* Begin DATASET ENTRIES *
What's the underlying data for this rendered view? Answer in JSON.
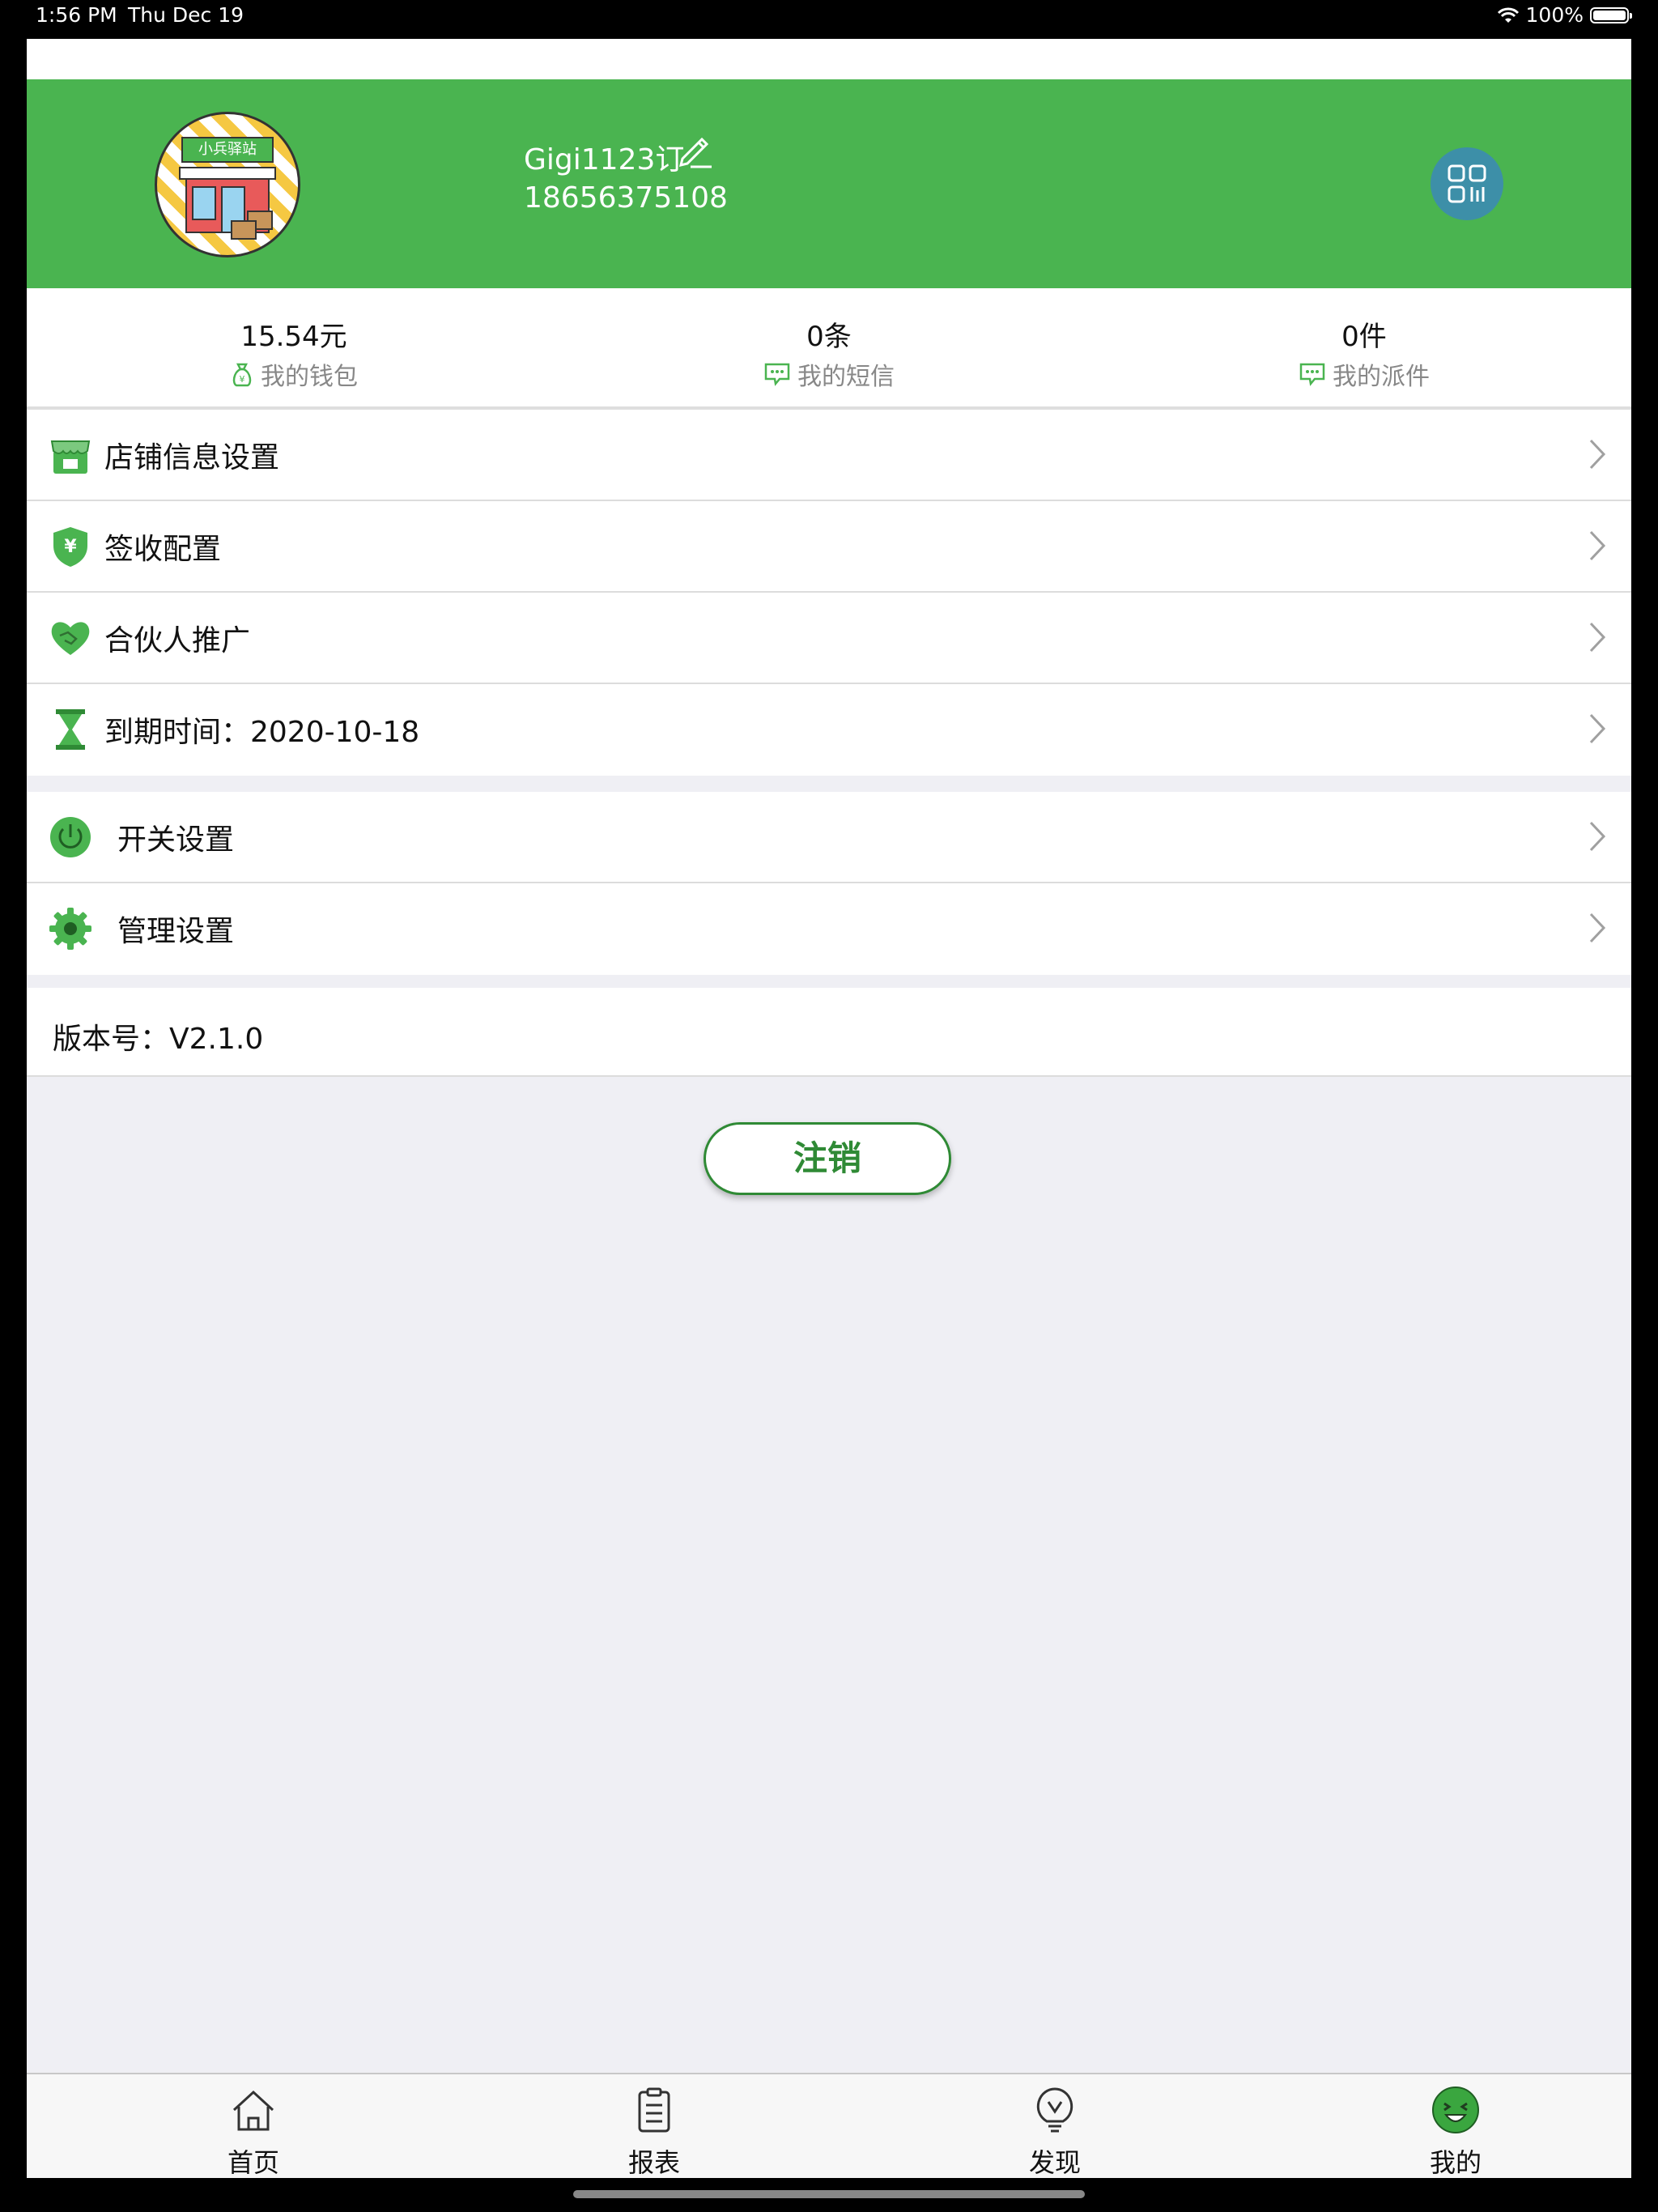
{
  "status_bar": {
    "time": "1:56 PM",
    "date": "Thu Dec 19",
    "battery": "100%"
  },
  "profile": {
    "avatar_text": "小兵驿站",
    "name": "Gigi1123订",
    "phone": "18656375108"
  },
  "stats": [
    {
      "value": "15.54元",
      "label": "我的钱包",
      "icon": "money-bag-icon"
    },
    {
      "value": "0条",
      "label": "我的短信",
      "icon": "message-icon"
    },
    {
      "value": "0件",
      "label": "我的派件",
      "icon": "message-icon"
    }
  ],
  "menu_group1": [
    {
      "label": "店铺信息设置",
      "icon": "store-icon"
    },
    {
      "label": "签收配置",
      "icon": "shield-yen-icon"
    },
    {
      "label": "合伙人推广",
      "icon": "handshake-heart-icon"
    },
    {
      "label": "到期时间：2020-10-18",
      "icon": "hourglass-icon"
    }
  ],
  "menu_group2": [
    {
      "label": "开关设置",
      "icon": "power-icon"
    },
    {
      "label": "管理设置",
      "icon": "gear-icon"
    }
  ],
  "version": "版本号：V2.1.0",
  "logout_label": "注销",
  "tabs": [
    {
      "label": "首页",
      "icon": "home-icon"
    },
    {
      "label": "报表",
      "icon": "clipboard-icon"
    },
    {
      "label": "发现",
      "icon": "lightbulb-icon"
    },
    {
      "label": "我的",
      "icon": "smiley-icon",
      "active": true
    }
  ],
  "colors": {
    "brand_green": "#4ab450",
    "dark_green": "#2f8a35",
    "qr_blue": "#3d8fa8",
    "background": "#efeff4"
  }
}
* End DATASET ENTRIES *
- STATED EXERCISE: Omit pictures; set down the rest of the material word for word.

- WRITTEN RESPONSE:
What's the underlying data for this rendered view? Answer in JSON.
{
  "status_bar": {
    "time": "1:56 PM",
    "date": "Thu Dec 19",
    "battery": "100%"
  },
  "profile": {
    "avatar_text": "小兵驿站",
    "name": "Gigi1123订",
    "phone": "18656375108"
  },
  "stats": [
    {
      "value": "15.54元",
      "label": "我的钱包",
      "icon": "money-bag-icon"
    },
    {
      "value": "0条",
      "label": "我的短信",
      "icon": "message-icon"
    },
    {
      "value": "0件",
      "label": "我的派件",
      "icon": "message-icon"
    }
  ],
  "menu_group1": [
    {
      "label": "店铺信息设置",
      "icon": "store-icon"
    },
    {
      "label": "签收配置",
      "icon": "shield-yen-icon"
    },
    {
      "label": "合伙人推广",
      "icon": "handshake-heart-icon"
    },
    {
      "label": "到期时间：2020-10-18",
      "icon": "hourglass-icon"
    }
  ],
  "menu_group2": [
    {
      "label": "开关设置",
      "icon": "power-icon"
    },
    {
      "label": "管理设置",
      "icon": "gear-icon"
    }
  ],
  "version": "版本号：V2.1.0",
  "logout_label": "注销",
  "tabs": [
    {
      "label": "首页",
      "icon": "home-icon"
    },
    {
      "label": "报表",
      "icon": "clipboard-icon"
    },
    {
      "label": "发现",
      "icon": "lightbulb-icon"
    },
    {
      "label": "我的",
      "icon": "smiley-icon",
      "active": true
    }
  ],
  "colors": {
    "brand_green": "#4ab450",
    "dark_green": "#2f8a35",
    "qr_blue": "#3d8fa8",
    "background": "#efeff4"
  }
}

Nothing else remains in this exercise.